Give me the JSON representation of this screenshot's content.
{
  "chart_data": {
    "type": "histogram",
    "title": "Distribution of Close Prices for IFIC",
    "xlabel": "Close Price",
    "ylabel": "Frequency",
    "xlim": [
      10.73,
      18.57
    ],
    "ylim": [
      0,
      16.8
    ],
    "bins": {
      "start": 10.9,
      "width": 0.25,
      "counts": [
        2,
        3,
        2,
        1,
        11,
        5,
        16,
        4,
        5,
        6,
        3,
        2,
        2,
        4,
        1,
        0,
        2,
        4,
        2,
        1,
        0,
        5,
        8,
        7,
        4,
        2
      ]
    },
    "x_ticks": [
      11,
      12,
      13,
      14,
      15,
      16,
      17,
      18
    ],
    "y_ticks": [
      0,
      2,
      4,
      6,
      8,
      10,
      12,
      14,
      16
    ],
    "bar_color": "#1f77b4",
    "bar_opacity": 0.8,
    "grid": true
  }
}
......
The records above need to be transcribed in full. Keep every character unchanged.

# Finished exercise:
Give me the JSON representation of this screenshot's content.
{
  "chart_data": {
    "type": "histogram",
    "title": "Distribution of Close Prices for IFIC",
    "xlabel": "Close Price",
    "ylabel": "Frequency",
    "xlim": [
      10.73,
      18.57
    ],
    "ylim": [
      0,
      16.8
    ],
    "bins": {
      "start": 10.9,
      "width": 0.25,
      "counts": [
        2,
        3,
        2,
        1,
        11,
        5,
        16,
        4,
        5,
        6,
        3,
        2,
        2,
        4,
        1,
        0,
        2,
        4,
        2,
        1,
        0,
        5,
        8,
        7,
        4,
        2
      ]
    },
    "x_ticks": [
      11,
      12,
      13,
      14,
      15,
      16,
      17,
      18
    ],
    "y_ticks": [
      0,
      2,
      4,
      6,
      8,
      10,
      12,
      14,
      16
    ],
    "bar_color": "#1f77b4",
    "bar_opacity": 0.8,
    "grid": true
  }
}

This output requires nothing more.